Page text
Axios Markets

March 27, 2019
D.C. readers: You're invited to Transforming Transportation!
- Tomorrow morning at 8am, join Axios Autonomous Vehicles reporter Joann Muller for a look into the policies and innovations defining the next era of transportation. RSVP here.
Situational awareness:
- U.S. health insurer Centene is buying rival WellCare for $15.2 billion in a cash-and-stock deal. (CNBC)
- 50 women have filed a lawsuit against Salesforce, claiming the company knowingly provided customized database tools to market prostitutes to "pimps, johns and traffickers who had been underusing its trafficking services." (Bloomberg)
- The Committee on Foreign Investment in the United States (CFIUS) informed a Chinese gaming company that its ownership of hook-up app Grindr constitutes a national security risk. (Reuters)
- Around 75% of U.S. coal production is now more expensive than solar and wind energy in providing electricity to American households, a new study finds. (Energy Innovation)

Recorded information
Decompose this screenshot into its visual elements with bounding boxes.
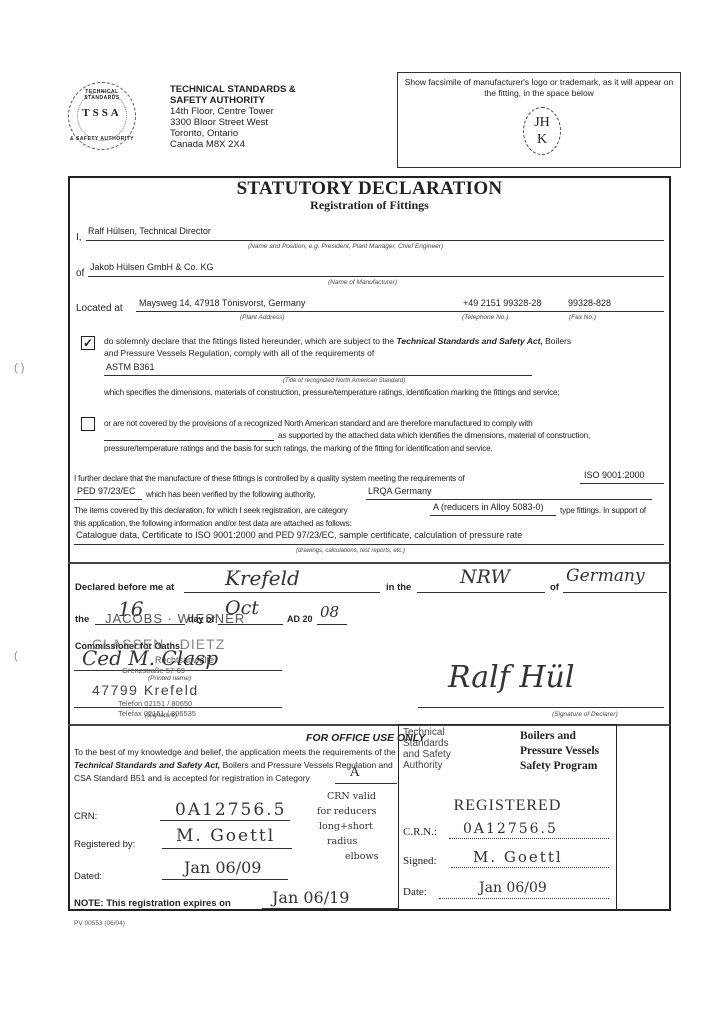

Given task 1
Write out the newsletter again, starting at "Axios Markets" and ending at "transportation. RSVP here.", substituting "Moving Forward" for "Transforming Transportation".
Given task 2
Answer these questions from the newsletter.
(a) How much is Centene paying for WellCare?
(b) Which committee told a Chinese gaming company that its ownership of Grindr is a national security risk?
(c) Around what share of U.S. coal production is now more expensive than solar and wind energy?
The lines after the newsletter are not needed for anything here.

Output 1
Axios Markets

March 27, 2019
D.C. readers: You're invited to Moving Forward!
- Tomorrow morning at 8am, join Axios Autonomous Vehicles reporter Joann Muller for a look into the policies and innovations defining the next era of transportation. RSVP here.

Output 2
(a) $15.2 billion, in a cash-and-stock deal.
(b) The Committee on Foreign Investment in the United States (CFIUS).
(c) Around 75%.